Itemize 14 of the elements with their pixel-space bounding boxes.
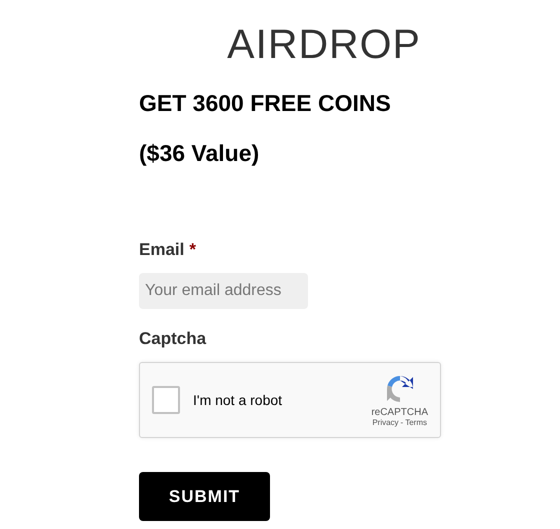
headline: GET 3600 FREE COINS xyxy=(139,90,391,116)
submit-button[interactable]: SUBMIT xyxy=(139,472,270,521)
field-label: Email xyxy=(139,240,184,259)
required-asterisk: * xyxy=(189,240,196,259)
footer-link[interactable]: Terms xyxy=(405,418,427,427)
footer-link[interactable]: Privacy xyxy=(372,418,399,427)
email-field[interactable]: Your email address xyxy=(139,273,308,309)
headline: ($36 Value) xyxy=(139,140,260,166)
recaptcha-label: reCAPTCHA xyxy=(371,407,428,418)
checkbox[interactable] xyxy=(152,386,180,414)
separator: - xyxy=(400,418,404,427)
checkbox-label: I'm not a robot xyxy=(193,392,282,408)
page-title: AIRDROP xyxy=(227,20,421,68)
field-label: Captcha xyxy=(139,329,206,348)
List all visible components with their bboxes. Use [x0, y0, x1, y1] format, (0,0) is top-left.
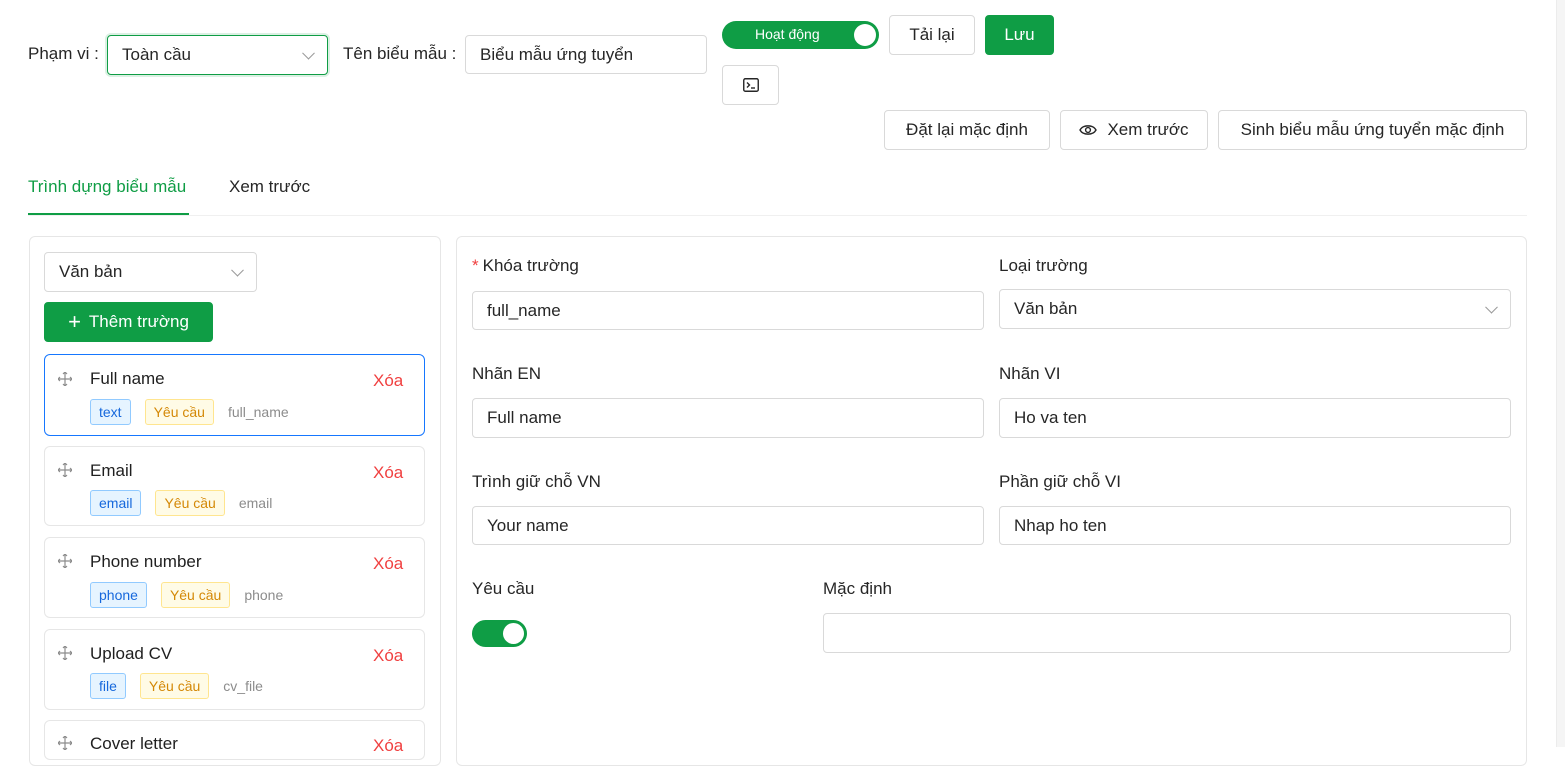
- tab-preview[interactable]: Xem trước: [229, 177, 310, 197]
- save-button-label: Lưu: [1004, 25, 1035, 44]
- field-card[interactable]: Full name Xóa text Yêu cầu full_name: [44, 354, 425, 436]
- default-value-input[interactable]: [823, 613, 1511, 653]
- label-vi-input[interactable]: Ho va ten: [999, 398, 1511, 438]
- scope-select[interactable]: Toàn cầu: [107, 35, 328, 75]
- preview-button[interactable]: Xem trước: [1060, 110, 1208, 150]
- tab-builder-label: Trình dựng biểu mẫu: [28, 177, 187, 196]
- field-key-text: email: [238, 495, 273, 511]
- form-name-value: Biểu mẫu ứng tuyển: [480, 44, 634, 64]
- label-en-input-value: Full name: [487, 408, 562, 427]
- terminal-button[interactable]: [722, 65, 779, 105]
- reset-default-label: Đặt lại mặc định: [906, 120, 1028, 139]
- field-key-text: full_name: [227, 404, 289, 420]
- generate-default-button[interactable]: Sinh biểu mẫu ứng tuyển mặc định: [1218, 110, 1527, 150]
- reload-button-label: Tải lại: [909, 25, 955, 44]
- field-type-tag: email: [90, 490, 142, 516]
- field-card-title: Full name: [90, 369, 165, 388]
- field-key-input[interactable]: full_name: [472, 291, 984, 330]
- preview-button-label: Xem trước: [1107, 120, 1189, 139]
- required-tag: Yêu cầu: [139, 673, 210, 699]
- scrollbar[interactable]: [1556, 0, 1565, 747]
- drag-handle-icon[interactable]: [58, 554, 72, 568]
- save-button[interactable]: Lưu: [985, 15, 1054, 55]
- drag-handle-icon[interactable]: [58, 736, 72, 750]
- required-tag: Yêu cầu: [160, 582, 231, 608]
- field-card-title: Email: [90, 461, 133, 480]
- field-type-label: Loại trường: [999, 256, 1088, 275]
- field-card-title: Upload CV: [90, 644, 173, 663]
- chevron-down-icon: [231, 263, 244, 277]
- placeholder-vi-input[interactable]: Nhap ho ten: [999, 506, 1511, 545]
- drag-handle-icon[interactable]: [58, 372, 72, 386]
- field-key-text: cv_file: [223, 678, 263, 694]
- field-type-tag: text: [90, 399, 131, 425]
- required-toggle[interactable]: [472, 620, 527, 647]
- field-type-select[interactable]: Văn bản: [44, 252, 257, 292]
- toggle-knob: [503, 623, 524, 644]
- drag-handle-icon[interactable]: [58, 463, 72, 477]
- reset-default-button[interactable]: Đặt lại mặc định: [884, 110, 1050, 150]
- form-name-label: Tên biểu mẫu :: [343, 44, 457, 63]
- active-toggle[interactable]: Hoạt động: [722, 21, 879, 49]
- field-type-select-value: Văn bản: [59, 262, 123, 281]
- terminal-icon: [742, 78, 759, 92]
- add-field-label: Thêm trường: [88, 312, 189, 331]
- field-key-text: phone: [244, 587, 284, 603]
- drag-handle-icon[interactable]: [58, 646, 72, 660]
- reload-button[interactable]: Tải lại: [889, 15, 975, 55]
- field-type-tag: file: [90, 673, 126, 699]
- label-en-label: Nhãn EN: [472, 364, 541, 383]
- required-asterisk: *: [472, 256, 479, 275]
- default-label: Mặc định: [823, 579, 892, 598]
- field-key-input-value: full_name: [487, 300, 561, 320]
- chevron-down-icon: [302, 46, 315, 60]
- placeholder-vn-label: Trình giữ chỗ VN: [472, 472, 601, 491]
- field-card-title: Cover letter: [90, 734, 178, 753]
- tabs-divider: [28, 215, 1527, 216]
- chevron-down-icon: [1485, 300, 1498, 314]
- field-key-label: * Khóa trường: [472, 256, 579, 275]
- scope-select-value: Toàn cầu: [122, 45, 191, 64]
- field-card-title: Phone number: [90, 552, 202, 571]
- field-card[interactable]: Email Xóa email Yêu cầu email: [44, 446, 425, 526]
- required-tag: Yêu cầu: [155, 490, 225, 516]
- required-label: Yêu cầu: [472, 579, 535, 598]
- field-card[interactable]: Phone number Xóa phone Yêu cầu phone: [44, 537, 425, 618]
- placeholder-vn-input[interactable]: Your name: [472, 506, 984, 545]
- field-type-dropdown[interactable]: Văn bản: [999, 289, 1511, 329]
- generate-default-label: Sinh biểu mẫu ứng tuyển mặc định: [1240, 120, 1505, 139]
- label-en-input[interactable]: Full name: [472, 398, 984, 438]
- label-vi-label: Nhãn VI: [999, 364, 1061, 383]
- delete-field-button[interactable]: Xóa: [373, 554, 403, 574]
- field-card[interactable]: Upload CV Xóa file Yêu cầu cv_file: [44, 629, 425, 710]
- plus-icon: +: [68, 309, 81, 334]
- delete-field-button[interactable]: Xóa: [373, 371, 403, 391]
- field-type-tag: phone: [90, 582, 147, 608]
- placeholder-vi-input-value: Nhap ho ten: [1014, 515, 1107, 535]
- active-toggle-label: Hoạt động: [755, 26, 820, 42]
- placeholder-vi-label: Phần giữ chỗ VI: [999, 472, 1121, 491]
- required-tag: Yêu cầu: [144, 399, 214, 425]
- tab-builder[interactable]: Trình dựng biểu mẫu: [28, 177, 186, 197]
- scope-label: Phạm vi :: [28, 44, 99, 63]
- delete-field-button[interactable]: Xóa: [373, 463, 403, 483]
- delete-field-button[interactable]: Xóa: [373, 736, 403, 756]
- tab-preview-label: Xem trước: [229, 177, 311, 196]
- field-card[interactable]: Cover letter Xóa: [44, 720, 425, 760]
- toggle-knob: [854, 24, 876, 46]
- form-name-input[interactable]: Biểu mẫu ứng tuyển: [465, 35, 707, 74]
- label-vi-input-value: Ho va ten: [1014, 408, 1087, 427]
- add-field-button[interactable]: + Thêm trường: [44, 302, 213, 342]
- field-type-dropdown-value: Văn bản: [1014, 299, 1078, 318]
- delete-field-button[interactable]: Xóa: [373, 646, 403, 666]
- eye-icon: [1079, 125, 1098, 135]
- placeholder-vn-input-value: Your name: [487, 515, 569, 535]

────────

WHAT IS ASKED: Output every line of the material above as a JSON array of strings, one string per line, with blank lines skipped and the picture lines left out.

FULL OUTPUT:
[
  "Itemize 14 of the elements with their pixel-space bounding boxes.",
  "headline: GET 3600 FREE COINS xyxy=(139,90,391,116)",
  "submit-button[interactable]: SUBMIT xyxy=(139,472,270,521)",
  "field-label: Email xyxy=(139,240,184,259)",
  "required-asterisk: * xyxy=(189,240,196,259)",
  "footer-link[interactable]: Terms xyxy=(405,418,427,427)",
  "footer-link[interactable]: Privacy xyxy=(372,418,399,427)",
  "email-field[interactable]: Your email address xyxy=(139,273,308,309)",
  "headline: ($36 Value) xyxy=(139,140,260,166)",
  "recaptcha-label: reCAPTCHA xyxy=(371,407,428,418)",
  "checkbox[interactable] xyxy=(152,386,180,414)",
  "separator: - xyxy=(400,418,404,427)",
  "checkbox-label: I'm not a robot xyxy=(193,392,282,408)",
  "page-title: AIRDROP xyxy=(227,20,421,68)",
  "field-label: Captcha xyxy=(139,329,206,348)",
  "List all visible components with their bboxes. Use [x0, y0, x1, y1] format, (0,0) is top-left.",
  "- tab-preview[interactable]: Xem trước: [229, 177, 310, 197]",
  "- save-button-label: Lưu: [1004, 25, 1035, 44]",
  "- field-card[interactable]: Full name Xóa text Yêu cầu full_name: [44, 354, 425, 436]",
  "- default-value-input[interactable]: [823, 613, 1511, 653]",
  "- label-vi-input[interactable]: Ho va ten: [999, 398, 1511, 438]",
  "- scope-select[interactable]: Toàn cầu: [107, 35, 328, 75]",
  "- preview-button[interactable]: Xem trước: [1060, 110, 1208, 150]",
  "- tab-builder-label: Trình dựng biểu mẫu: [28, 177, 187, 196]",
  "- field-key-text: email: [238, 495, 273, 511]",
  "- form-name-value: Biểu mẫu ứng tuyển: [480, 44, 634, 64]",
  "- label-en-input-value: Full name: [487, 408, 562, 427]",
  "- terminal-button[interactable]: [722, 65, 779, 105]",
  "- reset-default-label: Đặt lại mặc định: [906, 120, 1028, 139]",
  "- field-key-text: full_name: [227, 404, 289, 420]",
  "- generate-default-button[interactable]: Sinh biểu mẫu ứng tuyển mặc định: [1218, 110, 1527, 150]",
  "- reload-button-label: Tải lại: [909, 25, 955, 44]",
  "- field-type-tag: email: [90, 490, 142, 516]",
  "- field-card-title: Full name: [90, 369, 165, 388]",
  "- field-key-input[interactable]: full_name: [472, 291, 984, 330]",
  "- preview-button-label: Xem trước: [1107, 120, 1189, 139]",
  "- required-tag: Yêu cầu: [139, 673, 210, 699]",
  "- scrollbar[interactable]: [1556, 0, 1565, 747]",
  "- drag-handle-icon[interactable]: [58, 554, 72, 568]",
  "- save-button[interactable]: Lưu: [985, 15, 1054, 55]",
  "- drag-handle-icon[interactable]: [58, 736, 72, 750]",
  "- required-tag: Yêu cầu: [160, 582, 231, 608]",
  "- field-card-title: Email: [90, 461, 133, 480]",
  "- field-type-label: Loại trường: [999, 256, 1088, 275]",
  "- field-card-title: Upload CV: [90, 644, 173, 663]",
  "- chevron-down-icon: [231, 263, 244, 277]",
  "- placeholder-vi-input[interactable]: Nhap ho ten: [999, 506, 1511, 545]",
  "- drag-handle-icon[interactable]: [58, 372, 72, 386]",
  "- field-key-text: cv_file: [223, 678, 263, 694]",
  "- field-type-tag: text: [90, 399, 131, 425]",
  "- required-toggle[interactable]: [472, 620, 527, 647]",
  "- field-type-select[interactable]: Văn bản: [44, 252, 257, 292]",
  "- toggle-knob: [503, 623, 524, 644]",
  "- drag-handle-icon[interactable]: [58, 463, 72, 477]",
  "- reset-default-button[interactable]: Đặt lại mặc định: [884, 110, 1050, 150]",
  "- form-name-label: Tên biểu mẫu :: [343, 44, 457, 63]",
  "- active-toggle[interactable]: Hoạt động: [722, 21, 879, 49]",
  "- field-type-select-value: Văn bản: [59, 262, 123, 281]",
  "- terminal-icon: [742, 78, 759, 92]",
  "- add-field-label: Thêm trường: [88, 312, 189, 331]",
  "- field-key-text: phone: [244, 587, 284, 603]",
  "- drag-handle-icon[interactable]: [58, 646, 72, 660]",
  "- reload-button[interactable]: Tải lại: [889, 15, 975, 55]",
  "- field-type-tag: file: [90, 673, 126, 699]",
  "- label-en-label: Nhãn EN: [472, 364, 541, 383]",
  "- required-asterisk: *: [472, 256, 479, 275]",
  "- default-label: Mặc định: [823, 579, 892, 598]",
  "- field-key-input-value: full_name: [487, 300, 561, 320]",
  "- chevron-down-icon: [302, 46, 315, 60]",
  "- placeholder-vn-label: Trình giữ chỗ VN: [472, 472, 601, 491]",
  "- field-card-title: Cover letter: [90, 734, 178, 753]",
  "- tabs-divider: [28, 215, 1527, 216]",
  "- chevron-down-icon: [1485, 300, 1498, 314]",
  "- field-key-label: * Khóa trường: [472, 256, 579, 275]",
  "- scope-select-value: Toàn cầu: [122, 45, 191, 64]",
  "- field-card-title: Phone number: [90, 552, 202, 571]",
  "- field-card[interactable]: Email Xóa email Yêu cầu email: [44, 446, 425, 526]",
  "- required-tag: Yêu cầu: [155, 490, 225, 516]",
  "- required-label: Yêu cầu: [472, 579, 535, 598]",
  "- field-card[interactable]: Phone number Xóa phone Yêu cầu phone: [44, 537, 425, 618]",
  "- placeholder-vn-input[interactable]: Your name: [472, 506, 984, 545]",
  "- field-type-dropdown[interactable]: Văn bản: [999, 289, 1511, 329]",
  "- generate-default-label: Sinh biểu mẫu ứng tuyển mặc định: [1240, 120, 1505, 139]",
  "- label-en-input[interactable]: Full name: [472, 398, 984, 438]",
  "- label-vi-label: Nhãn VI: [999, 364, 1061, 383]",
  "- delete-field-button[interactable]: Xóa: [373, 554, 403, 574]",
  "- field-card[interactable]: Upload CV Xóa file Yêu cầu cv_file: [44, 629, 425, 710]",
  "- plus-icon: +: [68, 309, 81, 334]",
  "- delete-field-button[interactable]: Xóa: [373, 371, 403, 391]",
  "- field-type-tag: phone: [90, 582, 147, 608]",
  "- placeholder-vi-input-value: Nhap ho ten: [1014, 515, 1107, 535]",
  "- active-toggle-label: Hoạt động: [755, 26, 820, 42]",
  "- placeholder-vi-label: Phần giữ chỗ VI: [999, 472, 1121, 491]",
  "- required-tag: Yêu cầu: [144, 399, 214, 425]",
  "- tab-builder[interactable]: Trình dựng biểu mẫu: [28, 177, 186, 197]",
  "- scope-label: Phạm vi :: [28, 44, 99, 63]",
  "- delete-field-button[interactable]: Xóa: [373, 463, 403, 483]",
  "- delete-field-button[interactable]: Xóa: [373, 736, 403, 756]",
  "- tab-preview-label: Xem trước: [229, 177, 311, 196]",
  "- field-card[interactable]: Cover letter Xóa: [44, 720, 425, 760]",
  "- toggle-knob: [854, 24, 876, 46]",
  "- form-name-input[interactable]: Biểu mẫu ứng tuyển: [465, 35, 707, 74]",
  "- label-vi-input-value: Ho va ten: [1014, 408, 1087, 427]",
  "- add-field-button[interactable]: + Thêm trường: [44, 302, 213, 342]",
  "- field-type-dropdown-value: Văn bản: [1014, 299, 1078, 318]",
  "- delete-field-button[interactable]: Xóa: [373, 646, 403, 666]",
  "- eye-icon: [1079, 125, 1098, 135]",
  "- placeholder-vn-input-value: Your name: [487, 515, 569, 535]"
]